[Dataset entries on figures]
══════════

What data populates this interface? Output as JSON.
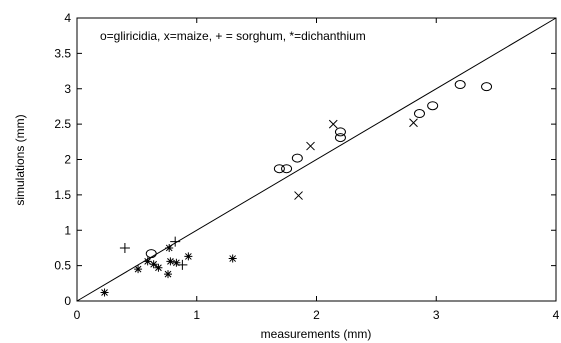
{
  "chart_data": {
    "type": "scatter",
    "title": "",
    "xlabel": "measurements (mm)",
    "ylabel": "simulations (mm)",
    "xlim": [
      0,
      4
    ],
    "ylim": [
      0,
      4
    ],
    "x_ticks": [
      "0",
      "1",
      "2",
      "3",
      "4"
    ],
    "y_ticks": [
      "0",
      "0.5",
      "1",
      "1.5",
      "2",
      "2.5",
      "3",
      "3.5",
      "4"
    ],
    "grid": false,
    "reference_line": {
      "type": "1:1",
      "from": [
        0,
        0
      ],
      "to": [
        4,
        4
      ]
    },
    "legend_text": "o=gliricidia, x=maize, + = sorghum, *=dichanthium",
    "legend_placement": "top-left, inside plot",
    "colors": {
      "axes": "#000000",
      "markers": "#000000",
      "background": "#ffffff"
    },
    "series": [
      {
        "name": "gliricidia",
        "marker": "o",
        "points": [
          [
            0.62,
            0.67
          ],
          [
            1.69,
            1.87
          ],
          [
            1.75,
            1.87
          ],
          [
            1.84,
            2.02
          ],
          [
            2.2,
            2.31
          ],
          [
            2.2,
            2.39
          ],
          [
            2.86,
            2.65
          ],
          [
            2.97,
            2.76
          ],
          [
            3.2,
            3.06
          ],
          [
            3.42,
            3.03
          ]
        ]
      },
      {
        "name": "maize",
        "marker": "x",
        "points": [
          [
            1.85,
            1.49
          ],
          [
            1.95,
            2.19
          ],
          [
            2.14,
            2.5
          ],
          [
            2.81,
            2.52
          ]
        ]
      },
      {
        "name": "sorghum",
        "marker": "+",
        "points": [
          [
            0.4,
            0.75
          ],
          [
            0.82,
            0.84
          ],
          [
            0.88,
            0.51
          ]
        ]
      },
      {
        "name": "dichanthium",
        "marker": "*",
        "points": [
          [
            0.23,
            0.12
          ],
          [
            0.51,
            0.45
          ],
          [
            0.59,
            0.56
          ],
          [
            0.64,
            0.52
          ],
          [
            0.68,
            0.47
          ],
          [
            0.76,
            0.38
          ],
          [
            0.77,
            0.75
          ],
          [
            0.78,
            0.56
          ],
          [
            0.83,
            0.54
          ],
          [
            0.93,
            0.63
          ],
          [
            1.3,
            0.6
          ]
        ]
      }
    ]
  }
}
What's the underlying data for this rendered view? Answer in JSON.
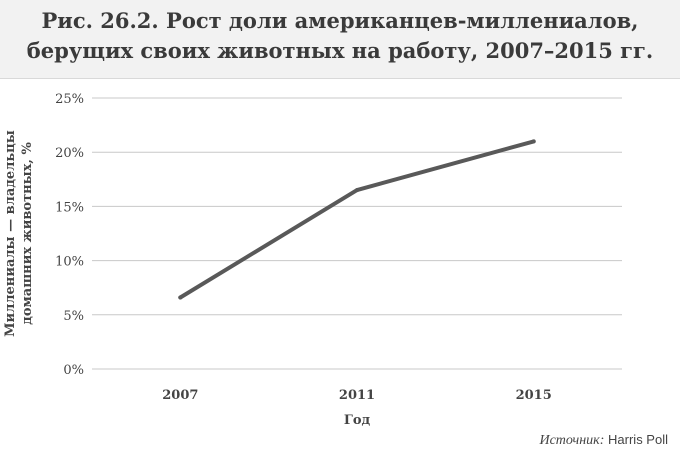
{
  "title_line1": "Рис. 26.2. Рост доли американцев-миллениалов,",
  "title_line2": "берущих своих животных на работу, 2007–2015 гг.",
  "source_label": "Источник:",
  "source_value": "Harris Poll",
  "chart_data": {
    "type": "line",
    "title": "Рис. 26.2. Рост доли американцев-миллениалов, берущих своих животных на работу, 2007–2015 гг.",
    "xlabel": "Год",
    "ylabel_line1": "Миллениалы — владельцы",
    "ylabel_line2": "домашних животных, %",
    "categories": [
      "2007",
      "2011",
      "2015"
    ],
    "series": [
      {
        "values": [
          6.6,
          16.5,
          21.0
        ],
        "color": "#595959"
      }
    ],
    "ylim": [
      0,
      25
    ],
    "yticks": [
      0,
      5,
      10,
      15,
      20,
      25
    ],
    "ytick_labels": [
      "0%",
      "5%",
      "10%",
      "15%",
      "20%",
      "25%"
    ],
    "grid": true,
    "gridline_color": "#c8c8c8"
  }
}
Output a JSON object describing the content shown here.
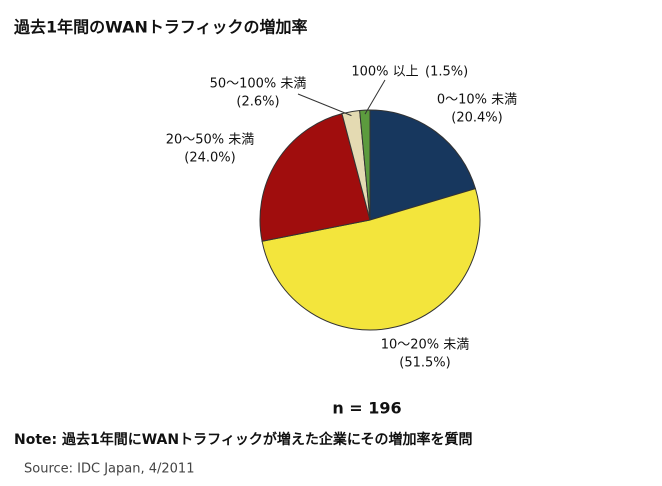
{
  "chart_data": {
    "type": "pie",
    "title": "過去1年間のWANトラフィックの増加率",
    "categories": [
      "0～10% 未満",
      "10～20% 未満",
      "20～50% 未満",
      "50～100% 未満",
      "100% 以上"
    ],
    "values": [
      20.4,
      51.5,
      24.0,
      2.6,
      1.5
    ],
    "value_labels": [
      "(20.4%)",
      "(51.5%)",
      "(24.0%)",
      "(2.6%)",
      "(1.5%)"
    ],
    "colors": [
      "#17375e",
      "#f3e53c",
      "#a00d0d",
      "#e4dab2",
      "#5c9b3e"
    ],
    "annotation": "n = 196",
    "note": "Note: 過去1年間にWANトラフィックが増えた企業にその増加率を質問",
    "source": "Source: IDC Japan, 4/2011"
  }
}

══════════

TASK INSTRUCTIONS: Repeat exactly the lines from the one holding "Output a JSON" through the last line of the entries, both included; the pictures do not belong in the copy.

RESULT OF THE TASK:
Output a JSON object describing the content shown here.
{
  "chart_data": {
    "type": "pie",
    "title": "過去1年間のWANトラフィックの増加率",
    "categories": [
      "0～10% 未満",
      "10～20% 未満",
      "20～50% 未満",
      "50～100% 未満",
      "100% 以上"
    ],
    "values": [
      20.4,
      51.5,
      24.0,
      2.6,
      1.5
    ],
    "value_labels": [
      "(20.4%)",
      "(51.5%)",
      "(24.0%)",
      "(2.6%)",
      "(1.5%)"
    ],
    "colors": [
      "#17375e",
      "#f3e53c",
      "#a00d0d",
      "#e4dab2",
      "#5c9b3e"
    ],
    "annotation": "n = 196",
    "note": "Note: 過去1年間にWANトラフィックが増えた企業にその増加率を質問",
    "source": "Source: IDC Japan, 4/2011"
  }
}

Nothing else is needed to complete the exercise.